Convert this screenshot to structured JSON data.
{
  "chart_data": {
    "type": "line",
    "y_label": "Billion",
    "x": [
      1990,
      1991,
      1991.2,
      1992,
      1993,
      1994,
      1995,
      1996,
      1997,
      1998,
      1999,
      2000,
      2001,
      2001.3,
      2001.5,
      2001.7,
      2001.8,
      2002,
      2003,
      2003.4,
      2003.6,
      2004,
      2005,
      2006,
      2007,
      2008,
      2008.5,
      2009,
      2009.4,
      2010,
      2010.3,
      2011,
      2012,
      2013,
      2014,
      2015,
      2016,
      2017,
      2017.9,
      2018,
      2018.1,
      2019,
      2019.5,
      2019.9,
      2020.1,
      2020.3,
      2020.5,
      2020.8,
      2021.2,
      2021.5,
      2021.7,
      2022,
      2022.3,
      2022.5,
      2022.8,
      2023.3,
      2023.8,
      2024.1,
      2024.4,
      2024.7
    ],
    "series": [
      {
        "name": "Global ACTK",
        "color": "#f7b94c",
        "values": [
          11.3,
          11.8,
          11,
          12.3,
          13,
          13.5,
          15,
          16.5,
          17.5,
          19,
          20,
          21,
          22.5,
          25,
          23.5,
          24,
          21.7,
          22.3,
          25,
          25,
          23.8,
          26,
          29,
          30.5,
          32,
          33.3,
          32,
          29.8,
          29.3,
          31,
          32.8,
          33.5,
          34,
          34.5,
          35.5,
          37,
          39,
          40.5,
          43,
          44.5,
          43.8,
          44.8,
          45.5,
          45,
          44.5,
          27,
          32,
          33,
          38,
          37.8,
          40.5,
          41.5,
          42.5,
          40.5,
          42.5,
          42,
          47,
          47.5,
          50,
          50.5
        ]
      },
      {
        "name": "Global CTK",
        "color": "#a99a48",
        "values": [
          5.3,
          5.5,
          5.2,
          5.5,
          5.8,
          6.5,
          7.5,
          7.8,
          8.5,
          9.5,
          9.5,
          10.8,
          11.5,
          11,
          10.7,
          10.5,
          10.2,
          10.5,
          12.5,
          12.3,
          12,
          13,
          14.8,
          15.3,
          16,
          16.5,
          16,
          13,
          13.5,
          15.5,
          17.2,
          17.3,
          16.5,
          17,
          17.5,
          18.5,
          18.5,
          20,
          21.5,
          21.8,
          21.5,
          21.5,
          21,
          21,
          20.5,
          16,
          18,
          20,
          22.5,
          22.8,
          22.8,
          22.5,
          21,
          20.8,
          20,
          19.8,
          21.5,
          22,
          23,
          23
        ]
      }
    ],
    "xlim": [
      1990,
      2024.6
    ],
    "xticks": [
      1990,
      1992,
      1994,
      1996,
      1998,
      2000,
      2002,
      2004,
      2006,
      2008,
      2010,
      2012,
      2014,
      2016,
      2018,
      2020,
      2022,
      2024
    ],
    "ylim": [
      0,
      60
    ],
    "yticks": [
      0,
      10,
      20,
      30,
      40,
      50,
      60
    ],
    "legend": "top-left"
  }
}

#### Stated problem
From the listing above, reproduce all the lines exactly.

#### The completed task
Convert this screenshot to structured JSON data.
{
  "chart_data": {
    "type": "line",
    "y_label": "Billion",
    "x": [
      1990,
      1991,
      1991.2,
      1992,
      1993,
      1994,
      1995,
      1996,
      1997,
      1998,
      1999,
      2000,
      2001,
      2001.3,
      2001.5,
      2001.7,
      2001.8,
      2002,
      2003,
      2003.4,
      2003.6,
      2004,
      2005,
      2006,
      2007,
      2008,
      2008.5,
      2009,
      2009.4,
      2010,
      2010.3,
      2011,
      2012,
      2013,
      2014,
      2015,
      2016,
      2017,
      2017.9,
      2018,
      2018.1,
      2019,
      2019.5,
      2019.9,
      2020.1,
      2020.3,
      2020.5,
      2020.8,
      2021.2,
      2021.5,
      2021.7,
      2022,
      2022.3,
      2022.5,
      2022.8,
      2023.3,
      2023.8,
      2024.1,
      2024.4,
      2024.7
    ],
    "series": [
      {
        "name": "Global ACTK",
        "color": "#f7b94c",
        "values": [
          11.3,
          11.8,
          11,
          12.3,
          13,
          13.5,
          15,
          16.5,
          17.5,
          19,
          20,
          21,
          22.5,
          25,
          23.5,
          24,
          21.7,
          22.3,
          25,
          25,
          23.8,
          26,
          29,
          30.5,
          32,
          33.3,
          32,
          29.8,
          29.3,
          31,
          32.8,
          33.5,
          34,
          34.5,
          35.5,
          37,
          39,
          40.5,
          43,
          44.5,
          43.8,
          44.8,
          45.5,
          45,
          44.5,
          27,
          32,
          33,
          38,
          37.8,
          40.5,
          41.5,
          42.5,
          40.5,
          42.5,
          42,
          47,
          47.5,
          50,
          50.5
        ]
      },
      {
        "name": "Global CTK",
        "color": "#a99a48",
        "values": [
          5.3,
          5.5,
          5.2,
          5.5,
          5.8,
          6.5,
          7.5,
          7.8,
          8.5,
          9.5,
          9.5,
          10.8,
          11.5,
          11,
          10.7,
          10.5,
          10.2,
          10.5,
          12.5,
          12.3,
          12,
          13,
          14.8,
          15.3,
          16,
          16.5,
          16,
          13,
          13.5,
          15.5,
          17.2,
          17.3,
          16.5,
          17,
          17.5,
          18.5,
          18.5,
          20,
          21.5,
          21.8,
          21.5,
          21.5,
          21,
          21,
          20.5,
          16,
          18,
          20,
          22.5,
          22.8,
          22.8,
          22.5,
          21,
          20.8,
          20,
          19.8,
          21.5,
          22,
          23,
          23
        ]
      }
    ],
    "xlim": [
      1990,
      2024.6
    ],
    "xticks": [
      1990,
      1992,
      1994,
      1996,
      1998,
      2000,
      2002,
      2004,
      2006,
      2008,
      2010,
      2012,
      2014,
      2016,
      2018,
      2020,
      2022,
      2024
    ],
    "ylim": [
      0,
      60
    ],
    "yticks": [
      0,
      10,
      20,
      30,
      40,
      50,
      60
    ],
    "legend": "top-left"
  }
}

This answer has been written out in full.